REQUIRED TASK: Find the string "left" in the entries and copy each line that has it.

GIVEN DATA:
____

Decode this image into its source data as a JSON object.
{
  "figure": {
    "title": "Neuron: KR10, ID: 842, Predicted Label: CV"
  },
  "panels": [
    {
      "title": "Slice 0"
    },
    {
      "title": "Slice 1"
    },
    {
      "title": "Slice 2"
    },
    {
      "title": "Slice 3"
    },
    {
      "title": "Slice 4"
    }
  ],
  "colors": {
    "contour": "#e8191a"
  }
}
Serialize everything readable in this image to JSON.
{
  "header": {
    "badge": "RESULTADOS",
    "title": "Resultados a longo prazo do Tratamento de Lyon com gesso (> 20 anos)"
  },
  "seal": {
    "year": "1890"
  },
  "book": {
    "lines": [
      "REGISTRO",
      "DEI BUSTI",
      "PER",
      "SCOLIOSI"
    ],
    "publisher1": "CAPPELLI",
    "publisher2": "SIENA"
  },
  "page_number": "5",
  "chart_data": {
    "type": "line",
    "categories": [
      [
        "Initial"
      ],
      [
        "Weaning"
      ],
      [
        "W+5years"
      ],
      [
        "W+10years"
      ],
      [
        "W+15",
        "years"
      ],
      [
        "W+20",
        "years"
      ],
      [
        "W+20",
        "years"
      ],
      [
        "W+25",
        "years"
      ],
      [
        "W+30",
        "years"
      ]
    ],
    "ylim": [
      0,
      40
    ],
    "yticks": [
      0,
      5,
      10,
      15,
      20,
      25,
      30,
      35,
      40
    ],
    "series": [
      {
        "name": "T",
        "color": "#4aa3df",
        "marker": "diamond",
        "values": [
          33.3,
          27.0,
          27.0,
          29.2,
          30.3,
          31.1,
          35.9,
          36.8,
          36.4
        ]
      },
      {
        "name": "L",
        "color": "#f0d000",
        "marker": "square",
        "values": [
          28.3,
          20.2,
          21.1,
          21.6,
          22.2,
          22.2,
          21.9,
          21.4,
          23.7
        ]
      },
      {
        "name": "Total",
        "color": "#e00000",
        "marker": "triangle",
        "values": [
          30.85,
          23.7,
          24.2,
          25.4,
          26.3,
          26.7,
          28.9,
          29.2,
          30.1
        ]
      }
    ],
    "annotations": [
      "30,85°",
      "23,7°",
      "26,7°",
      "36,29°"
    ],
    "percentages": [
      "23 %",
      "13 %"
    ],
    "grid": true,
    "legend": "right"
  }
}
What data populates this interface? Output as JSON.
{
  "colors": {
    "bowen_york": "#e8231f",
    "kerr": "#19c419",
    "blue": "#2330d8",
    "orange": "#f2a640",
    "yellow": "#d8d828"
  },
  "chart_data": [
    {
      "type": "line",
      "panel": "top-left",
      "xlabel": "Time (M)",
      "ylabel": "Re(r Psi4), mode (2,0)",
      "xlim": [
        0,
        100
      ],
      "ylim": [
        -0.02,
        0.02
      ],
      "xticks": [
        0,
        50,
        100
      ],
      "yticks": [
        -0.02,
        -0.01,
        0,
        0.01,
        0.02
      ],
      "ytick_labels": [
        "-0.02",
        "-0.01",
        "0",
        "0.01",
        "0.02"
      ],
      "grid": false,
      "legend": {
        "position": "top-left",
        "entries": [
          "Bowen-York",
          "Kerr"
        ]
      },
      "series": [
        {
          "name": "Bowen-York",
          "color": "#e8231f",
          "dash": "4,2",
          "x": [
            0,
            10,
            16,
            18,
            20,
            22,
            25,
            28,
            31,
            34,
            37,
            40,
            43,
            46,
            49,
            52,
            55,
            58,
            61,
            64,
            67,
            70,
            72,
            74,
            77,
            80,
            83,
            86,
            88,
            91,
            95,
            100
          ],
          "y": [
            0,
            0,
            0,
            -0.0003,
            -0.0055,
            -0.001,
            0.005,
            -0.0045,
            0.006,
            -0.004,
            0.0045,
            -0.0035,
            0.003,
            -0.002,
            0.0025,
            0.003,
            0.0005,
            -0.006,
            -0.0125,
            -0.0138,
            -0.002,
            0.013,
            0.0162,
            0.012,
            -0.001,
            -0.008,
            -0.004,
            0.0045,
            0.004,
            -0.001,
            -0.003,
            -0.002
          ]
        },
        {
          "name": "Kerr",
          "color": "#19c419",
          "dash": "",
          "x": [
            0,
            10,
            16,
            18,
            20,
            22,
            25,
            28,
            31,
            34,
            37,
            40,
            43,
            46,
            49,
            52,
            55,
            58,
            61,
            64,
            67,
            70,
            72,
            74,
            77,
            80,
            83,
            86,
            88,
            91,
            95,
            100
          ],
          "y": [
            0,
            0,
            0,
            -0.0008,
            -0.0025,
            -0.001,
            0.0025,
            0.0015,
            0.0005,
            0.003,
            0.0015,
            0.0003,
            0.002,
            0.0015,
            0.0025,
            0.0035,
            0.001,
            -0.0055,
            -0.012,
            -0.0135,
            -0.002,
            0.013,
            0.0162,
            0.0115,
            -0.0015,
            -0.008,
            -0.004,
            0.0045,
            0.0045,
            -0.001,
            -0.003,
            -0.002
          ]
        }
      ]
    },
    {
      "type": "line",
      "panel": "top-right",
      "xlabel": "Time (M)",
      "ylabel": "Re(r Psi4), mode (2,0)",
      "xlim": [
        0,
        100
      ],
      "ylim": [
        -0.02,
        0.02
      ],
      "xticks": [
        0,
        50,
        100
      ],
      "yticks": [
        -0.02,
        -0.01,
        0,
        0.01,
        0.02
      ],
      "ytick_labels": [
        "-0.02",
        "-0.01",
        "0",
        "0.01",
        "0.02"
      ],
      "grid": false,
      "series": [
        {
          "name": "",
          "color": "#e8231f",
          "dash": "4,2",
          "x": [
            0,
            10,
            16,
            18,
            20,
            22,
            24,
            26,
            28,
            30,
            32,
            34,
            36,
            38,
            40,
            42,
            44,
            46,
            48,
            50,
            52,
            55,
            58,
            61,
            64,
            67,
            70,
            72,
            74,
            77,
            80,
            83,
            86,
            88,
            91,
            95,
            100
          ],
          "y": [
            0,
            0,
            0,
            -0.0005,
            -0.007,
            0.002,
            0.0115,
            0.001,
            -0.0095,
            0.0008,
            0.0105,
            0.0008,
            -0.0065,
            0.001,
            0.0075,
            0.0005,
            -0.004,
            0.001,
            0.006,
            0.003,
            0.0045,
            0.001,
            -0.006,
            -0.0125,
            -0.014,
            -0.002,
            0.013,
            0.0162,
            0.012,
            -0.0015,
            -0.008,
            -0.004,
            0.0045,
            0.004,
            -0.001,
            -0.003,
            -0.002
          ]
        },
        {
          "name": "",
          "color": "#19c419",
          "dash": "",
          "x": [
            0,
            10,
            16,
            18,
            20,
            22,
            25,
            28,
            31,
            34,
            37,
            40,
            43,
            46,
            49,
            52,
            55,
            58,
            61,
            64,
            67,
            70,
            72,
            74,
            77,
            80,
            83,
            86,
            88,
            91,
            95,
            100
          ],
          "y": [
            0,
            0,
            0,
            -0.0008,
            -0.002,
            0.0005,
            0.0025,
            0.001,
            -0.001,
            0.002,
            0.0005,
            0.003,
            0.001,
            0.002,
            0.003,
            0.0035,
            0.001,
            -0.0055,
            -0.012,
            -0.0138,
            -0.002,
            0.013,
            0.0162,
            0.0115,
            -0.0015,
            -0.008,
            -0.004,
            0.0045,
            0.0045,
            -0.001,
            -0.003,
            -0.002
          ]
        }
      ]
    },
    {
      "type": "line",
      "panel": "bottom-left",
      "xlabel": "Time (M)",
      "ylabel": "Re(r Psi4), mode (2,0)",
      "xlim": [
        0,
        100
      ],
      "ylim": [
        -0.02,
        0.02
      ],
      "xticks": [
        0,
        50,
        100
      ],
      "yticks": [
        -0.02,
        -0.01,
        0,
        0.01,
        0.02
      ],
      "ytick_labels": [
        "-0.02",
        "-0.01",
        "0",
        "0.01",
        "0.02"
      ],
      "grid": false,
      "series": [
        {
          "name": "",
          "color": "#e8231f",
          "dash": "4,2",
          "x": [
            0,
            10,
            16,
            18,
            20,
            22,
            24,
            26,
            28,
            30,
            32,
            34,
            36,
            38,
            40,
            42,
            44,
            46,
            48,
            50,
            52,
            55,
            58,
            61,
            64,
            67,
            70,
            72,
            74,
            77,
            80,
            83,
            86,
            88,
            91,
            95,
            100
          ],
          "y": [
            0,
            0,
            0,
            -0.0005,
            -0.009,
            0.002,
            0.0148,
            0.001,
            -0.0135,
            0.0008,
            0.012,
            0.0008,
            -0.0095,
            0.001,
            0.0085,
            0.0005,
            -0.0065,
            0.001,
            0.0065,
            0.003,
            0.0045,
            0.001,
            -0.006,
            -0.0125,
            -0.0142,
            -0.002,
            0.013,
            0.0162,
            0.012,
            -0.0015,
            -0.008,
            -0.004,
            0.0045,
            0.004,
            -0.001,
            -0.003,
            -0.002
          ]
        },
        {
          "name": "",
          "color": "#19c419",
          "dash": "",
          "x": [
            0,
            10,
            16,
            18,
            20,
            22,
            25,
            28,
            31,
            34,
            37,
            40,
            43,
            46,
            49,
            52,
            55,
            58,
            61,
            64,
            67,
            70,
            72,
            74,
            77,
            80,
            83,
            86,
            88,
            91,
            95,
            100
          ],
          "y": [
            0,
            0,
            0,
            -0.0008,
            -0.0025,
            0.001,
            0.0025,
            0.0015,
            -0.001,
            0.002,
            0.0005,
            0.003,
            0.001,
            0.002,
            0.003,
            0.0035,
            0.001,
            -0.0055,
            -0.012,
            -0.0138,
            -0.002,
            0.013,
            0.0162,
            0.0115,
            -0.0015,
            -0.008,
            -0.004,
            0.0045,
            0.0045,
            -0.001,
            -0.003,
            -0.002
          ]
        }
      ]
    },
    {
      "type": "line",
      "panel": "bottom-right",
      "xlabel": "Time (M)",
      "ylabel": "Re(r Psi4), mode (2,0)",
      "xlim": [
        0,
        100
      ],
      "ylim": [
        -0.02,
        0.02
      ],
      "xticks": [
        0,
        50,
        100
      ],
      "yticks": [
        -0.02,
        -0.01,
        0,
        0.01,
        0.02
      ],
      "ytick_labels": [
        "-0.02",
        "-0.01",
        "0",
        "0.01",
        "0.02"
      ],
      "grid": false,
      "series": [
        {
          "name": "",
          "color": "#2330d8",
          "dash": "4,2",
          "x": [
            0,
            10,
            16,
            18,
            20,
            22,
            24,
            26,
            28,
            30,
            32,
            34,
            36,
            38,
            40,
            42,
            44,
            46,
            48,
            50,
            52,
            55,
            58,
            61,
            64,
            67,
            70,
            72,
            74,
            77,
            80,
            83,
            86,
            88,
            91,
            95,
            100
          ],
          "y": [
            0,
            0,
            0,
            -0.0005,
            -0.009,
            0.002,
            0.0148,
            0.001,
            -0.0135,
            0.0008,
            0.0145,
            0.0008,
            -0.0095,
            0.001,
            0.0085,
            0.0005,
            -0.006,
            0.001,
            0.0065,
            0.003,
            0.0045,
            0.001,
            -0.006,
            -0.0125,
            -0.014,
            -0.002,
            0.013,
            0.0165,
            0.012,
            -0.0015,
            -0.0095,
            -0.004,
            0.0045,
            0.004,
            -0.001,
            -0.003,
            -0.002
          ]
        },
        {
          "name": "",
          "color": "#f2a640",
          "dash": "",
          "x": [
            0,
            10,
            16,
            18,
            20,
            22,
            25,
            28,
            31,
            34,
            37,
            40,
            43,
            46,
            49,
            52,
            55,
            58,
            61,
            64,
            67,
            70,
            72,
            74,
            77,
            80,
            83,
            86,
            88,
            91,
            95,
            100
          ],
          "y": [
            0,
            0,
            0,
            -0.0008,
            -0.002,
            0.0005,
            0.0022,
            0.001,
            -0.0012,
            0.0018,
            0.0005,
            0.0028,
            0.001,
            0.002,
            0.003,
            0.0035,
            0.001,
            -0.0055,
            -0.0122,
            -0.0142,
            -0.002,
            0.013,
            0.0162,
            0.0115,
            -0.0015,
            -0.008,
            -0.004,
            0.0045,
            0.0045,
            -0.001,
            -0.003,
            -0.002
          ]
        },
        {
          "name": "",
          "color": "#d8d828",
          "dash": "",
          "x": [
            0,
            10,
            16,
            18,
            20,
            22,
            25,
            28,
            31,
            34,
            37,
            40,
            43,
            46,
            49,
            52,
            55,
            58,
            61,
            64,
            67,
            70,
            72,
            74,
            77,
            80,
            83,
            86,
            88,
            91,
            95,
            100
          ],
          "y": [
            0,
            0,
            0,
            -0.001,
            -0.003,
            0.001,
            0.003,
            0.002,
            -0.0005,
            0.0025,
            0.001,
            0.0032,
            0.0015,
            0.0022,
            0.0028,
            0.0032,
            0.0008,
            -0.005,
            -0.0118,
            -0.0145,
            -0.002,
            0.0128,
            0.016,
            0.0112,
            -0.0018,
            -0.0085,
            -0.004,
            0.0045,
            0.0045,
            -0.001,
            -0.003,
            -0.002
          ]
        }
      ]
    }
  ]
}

____

FULL RESPONSE:
      "panel": "top-left",
        "position": "top-left",
      "panel": "bottom-left",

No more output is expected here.